| Task item |
I need all the entries repeated exactly as written.
══ The records ══
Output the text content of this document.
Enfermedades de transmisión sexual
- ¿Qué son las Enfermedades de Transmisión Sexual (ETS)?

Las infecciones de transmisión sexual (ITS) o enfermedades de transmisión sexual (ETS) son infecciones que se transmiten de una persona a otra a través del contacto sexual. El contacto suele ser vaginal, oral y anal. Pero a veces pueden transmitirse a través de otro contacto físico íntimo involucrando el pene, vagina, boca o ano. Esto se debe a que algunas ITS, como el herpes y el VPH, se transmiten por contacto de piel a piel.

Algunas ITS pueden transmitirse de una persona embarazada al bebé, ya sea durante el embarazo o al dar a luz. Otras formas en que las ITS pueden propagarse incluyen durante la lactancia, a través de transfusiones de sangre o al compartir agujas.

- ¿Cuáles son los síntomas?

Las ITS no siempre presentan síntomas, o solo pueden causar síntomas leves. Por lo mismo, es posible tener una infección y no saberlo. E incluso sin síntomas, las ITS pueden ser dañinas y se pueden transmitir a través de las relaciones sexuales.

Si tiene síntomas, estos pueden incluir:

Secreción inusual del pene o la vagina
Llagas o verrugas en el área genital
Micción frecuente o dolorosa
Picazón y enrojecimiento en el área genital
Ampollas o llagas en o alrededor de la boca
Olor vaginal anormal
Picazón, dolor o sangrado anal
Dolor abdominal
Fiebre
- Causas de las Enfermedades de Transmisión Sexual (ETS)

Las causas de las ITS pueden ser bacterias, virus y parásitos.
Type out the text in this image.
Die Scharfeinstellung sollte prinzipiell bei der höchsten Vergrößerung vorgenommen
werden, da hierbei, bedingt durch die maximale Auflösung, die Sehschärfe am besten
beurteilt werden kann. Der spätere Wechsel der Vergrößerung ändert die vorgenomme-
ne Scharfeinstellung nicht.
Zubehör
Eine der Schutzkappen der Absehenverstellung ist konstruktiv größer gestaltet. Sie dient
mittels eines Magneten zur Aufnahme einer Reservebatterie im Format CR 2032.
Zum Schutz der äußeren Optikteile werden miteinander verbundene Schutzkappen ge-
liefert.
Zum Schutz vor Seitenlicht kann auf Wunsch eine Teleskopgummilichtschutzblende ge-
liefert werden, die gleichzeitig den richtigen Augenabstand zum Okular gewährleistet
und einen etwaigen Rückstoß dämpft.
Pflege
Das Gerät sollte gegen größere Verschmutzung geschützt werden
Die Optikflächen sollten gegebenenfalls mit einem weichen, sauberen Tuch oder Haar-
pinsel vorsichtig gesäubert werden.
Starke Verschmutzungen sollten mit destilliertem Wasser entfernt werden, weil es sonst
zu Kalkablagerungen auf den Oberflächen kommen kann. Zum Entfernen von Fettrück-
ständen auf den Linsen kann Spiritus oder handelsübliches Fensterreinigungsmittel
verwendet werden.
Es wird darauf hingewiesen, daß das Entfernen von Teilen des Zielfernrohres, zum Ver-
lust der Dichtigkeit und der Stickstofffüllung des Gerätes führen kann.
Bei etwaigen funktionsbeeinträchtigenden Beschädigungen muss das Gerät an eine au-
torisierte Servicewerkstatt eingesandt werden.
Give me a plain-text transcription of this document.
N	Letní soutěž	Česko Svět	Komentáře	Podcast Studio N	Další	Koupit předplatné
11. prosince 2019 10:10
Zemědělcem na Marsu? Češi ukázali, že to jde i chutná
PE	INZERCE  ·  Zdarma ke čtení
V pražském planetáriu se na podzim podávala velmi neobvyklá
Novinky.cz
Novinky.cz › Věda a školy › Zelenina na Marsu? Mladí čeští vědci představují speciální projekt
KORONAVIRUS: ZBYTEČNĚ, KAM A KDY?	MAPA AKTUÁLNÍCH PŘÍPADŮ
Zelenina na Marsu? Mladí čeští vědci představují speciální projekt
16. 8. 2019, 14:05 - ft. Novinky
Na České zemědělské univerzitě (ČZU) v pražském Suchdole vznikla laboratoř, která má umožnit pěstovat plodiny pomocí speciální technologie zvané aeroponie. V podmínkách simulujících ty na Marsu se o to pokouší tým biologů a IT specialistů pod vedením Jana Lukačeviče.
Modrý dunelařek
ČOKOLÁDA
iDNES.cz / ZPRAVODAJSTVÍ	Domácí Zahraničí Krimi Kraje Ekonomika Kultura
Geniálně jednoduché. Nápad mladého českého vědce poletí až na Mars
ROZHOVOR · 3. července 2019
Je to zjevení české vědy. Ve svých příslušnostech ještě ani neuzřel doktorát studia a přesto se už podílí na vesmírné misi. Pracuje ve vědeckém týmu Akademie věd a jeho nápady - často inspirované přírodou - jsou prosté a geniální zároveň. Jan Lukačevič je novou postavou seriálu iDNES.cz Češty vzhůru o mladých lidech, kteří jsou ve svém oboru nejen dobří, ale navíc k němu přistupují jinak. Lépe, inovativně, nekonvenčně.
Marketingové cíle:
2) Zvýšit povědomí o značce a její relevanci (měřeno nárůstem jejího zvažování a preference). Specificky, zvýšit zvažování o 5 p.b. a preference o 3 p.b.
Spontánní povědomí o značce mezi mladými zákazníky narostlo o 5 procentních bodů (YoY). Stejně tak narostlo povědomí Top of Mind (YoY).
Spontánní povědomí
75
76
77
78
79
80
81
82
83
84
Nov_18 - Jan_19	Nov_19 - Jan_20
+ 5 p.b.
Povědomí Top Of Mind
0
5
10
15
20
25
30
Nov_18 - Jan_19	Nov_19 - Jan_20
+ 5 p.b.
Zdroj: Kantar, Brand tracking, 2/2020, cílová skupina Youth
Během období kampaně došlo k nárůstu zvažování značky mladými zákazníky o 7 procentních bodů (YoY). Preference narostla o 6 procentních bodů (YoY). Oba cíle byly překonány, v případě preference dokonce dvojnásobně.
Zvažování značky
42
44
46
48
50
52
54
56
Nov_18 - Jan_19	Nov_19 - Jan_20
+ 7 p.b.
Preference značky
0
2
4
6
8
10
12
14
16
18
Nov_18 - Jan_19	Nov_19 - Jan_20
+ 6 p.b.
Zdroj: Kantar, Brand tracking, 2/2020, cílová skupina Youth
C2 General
═══
| Response for this exercise |
Output the text content of this document.
Enfermedades de transmisión sexual
- ¿Qué son las Enfermedades de Transmisión Sexual (ETS)?

Las infecciones de transmisión sexual (ITS) o enfermedades de transmisión sexual (ETS) son infecciones que se transmiten de una persona a otra a través del contacto sexual. El contacto suele ser vaginal, oral y anal. Pero a veces pueden transmitirse a través de otro contacto físico íntimo involucrando el pene, vagina, boca o ano. Esto se debe a que algunas ITS, como el herpes y el VPH, se transmiten por contacto de piel a piel.

Algunas ITS pueden transmitirse de una persona embarazada al bebé, ya sea durante el embarazo o al dar a luz. Otras formas en que las ITS pueden propagarse incluyen durante la lactancia, a través de transfusiones de sangre o al compartir agujas.

- ¿Cuáles son los síntomas?

Las ITS no siempre presentan síntomas, o solo pueden causar síntomas leves. Por lo mismo, es posible tener una infección y no saberlo. E incluso sin síntomas, las ITS pueden ser dañinas y se pueden transmitir a través de las relaciones sexuales.

Si tiene síntomas, estos pueden incluir:

Secreción inusual del pene o la vagina
Llagas o verrugas en el área genital
Micción frecuente o dolorosa
Picazón y enrojecimiento en el área genital
Ampollas o llagas en o alrededor de la boca
Olor vaginal anormal
Picazón, dolor o sangrado anal
Dolor abdominal
Fiebre
- Causas de las Enfermedades de Transmisión Sexual (ETS)

Las causas de las ITS pueden ser bacterias, virus y parásitos.
Type out the text in this image.
Die Scharfeinstellung sollte prinzipiell bei der höchsten Vergrößerung vorgenommen
werden, da hierbei, bedingt durch die maximale Auflösung, die Sehschärfe am besten
beurteilt werden kann. Der spätere Wechsel der Vergrößerung ändert die vorgenomme-
ne Scharfeinstellung nicht.
Zubehör
Eine der Schutzkappen der Absehenverstellung ist konstruktiv größer gestaltet. Sie dient
mittels eines Magneten zur Aufnahme einer Reservebatterie im Format CR 2032.
Zum Schutz der äußeren Optikteile werden miteinander verbundene Schutzkappen ge-
liefert.
Zum Schutz vor Seitenlicht kann auf Wunsch eine Teleskopgummilichtschutzblende ge-
liefert werden, die gleichzeitig den richtigen Augenabstand zum Okular gewährleistet
und einen etwaigen Rückstoß dämpft.
Pflege
Das Gerät sollte gegen größere Verschmutzung geschützt werden
Die Optikflächen sollten gegebenenfalls mit einem weichen, sauberen Tuch oder Haar-
pinsel vorsichtig gesäubert werden.
Starke Verschmutzungen sollten mit destilliertem Wasser entfernt werden, weil es sonst
zu Kalkablagerungen auf den Oberflächen kommen kann. Zum Entfernen von Fettrück-
ständen auf den Linsen kann Spiritus oder handelsübliches Fensterreinigungsmittel
verwendet werden.
Es wird darauf hingewiesen, daß das Entfernen von Teilen des Zielfernrohres, zum Ver-
lust der Dichtigkeit und der Stickstofffüllung des Gerätes führen kann.
Bei etwaigen funktionsbeeinträchtigenden Beschädigungen muss das Gerät an eine au-
torisierte Servicewerkstatt eingesandt werden.
Give me a plain-text transcription of this document.
N	Letní soutěž	Česko Svět	Komentáře	Podcast Studio N	Další	Koupit předplatné
11. prosince 2019 10:10
Zemědělcem na Marsu? Češi ukázali, že to jde i chutná
PE	INZERCE  ·  Zdarma ke čtení
V pražském planetáriu se na podzim podávala velmi neobvyklá
Novinky.cz
Novinky.cz › Věda a školy › Zelenina na Marsu? Mladí čeští vědci představují speciální projekt
KORONAVIRUS: ZBYTEČNĚ, KAM A KDY?	MAPA AKTUÁLNÍCH PŘÍPADŮ
Zelenina na Marsu? Mladí čeští vědci představují speciální projekt
16. 8. 2019, 14:05 - ft. Novinky
Na České zemědělské univerzitě (ČZU) v pražském Suchdole vznikla laboratoř, která má umožnit pěstovat plodiny pomocí speciální technologie zvané aeroponie. V podmínkách simulujících ty na Marsu se o to pokouší tým biologů a IT specialistů pod vedením Jana Lukačeviče.
Modrý dunelařek
ČOKOLÁDA
iDNES.cz / ZPRAVODAJSTVÍ	Domácí Zahraničí Krimi Kraje Ekonomika Kultura
Geniálně jednoduché. Nápad mladého českého vědce poletí až na Mars
ROZHOVOR · 3. července 2019
Je to zjevení české vědy. Ve svých příslušnostech ještě ani neuzřel doktorát studia a přesto se už podílí na vesmírné misi. Pracuje ve vědeckém týmu Akademie věd a jeho nápady - často inspirované přírodou - jsou prosté a geniální zároveň. Jan Lukačevič je novou postavou seriálu iDNES.cz Češty vzhůru o mladých lidech, kteří jsou ve svém oboru nejen dobří, ale navíc k němu přistupují jinak. Lépe, inovativně, nekonvenčně.
Marketingové cíle:
2) Zvýšit povědomí o značce a její relevanci (měřeno nárůstem jejího zvažování a preference). Specificky, zvýšit zvažování o 5 p.b. a preference o 3 p.b.
Spontánní povědomí o značce mezi mladými zákazníky narostlo o 5 procentních bodů (YoY). Stejně tak narostlo povědomí Top of Mind (YoY).
Spontánní povědomí
75
76
77
78
79
80
81
82
83
84
Nov_18 - Jan_19	Nov_19 - Jan_20
+ 5 p.b.
Povědomí Top Of Mind
0
5
10
15
20
25
30
Nov_18 - Jan_19	Nov_19 - Jan_20
+ 5 p.b.
Zdroj: Kantar, Brand tracking, 2/2020, cílová skupina Youth
Během období kampaně došlo k nárůstu zvažování značky mladými zákazníky o 7 procentních bodů (YoY). Preference narostla o 6 procentních bodů (YoY). Oba cíle byly překonány, v případě preference dokonce dvojnásobně.
Zvažování značky
42
44
46
48
50
52
54
56
Nov_18 - Jan_19	Nov_19 - Jan_20
+ 7 p.b.
Preference značky
0
2
4
6
8
10
12
14
16
18
Nov_18 - Jan_19	Nov_19 - Jan_20
+ 6 p.b.
Zdroj: Kantar, Brand tracking, 2/2020, cílová skupina Youth
C2 General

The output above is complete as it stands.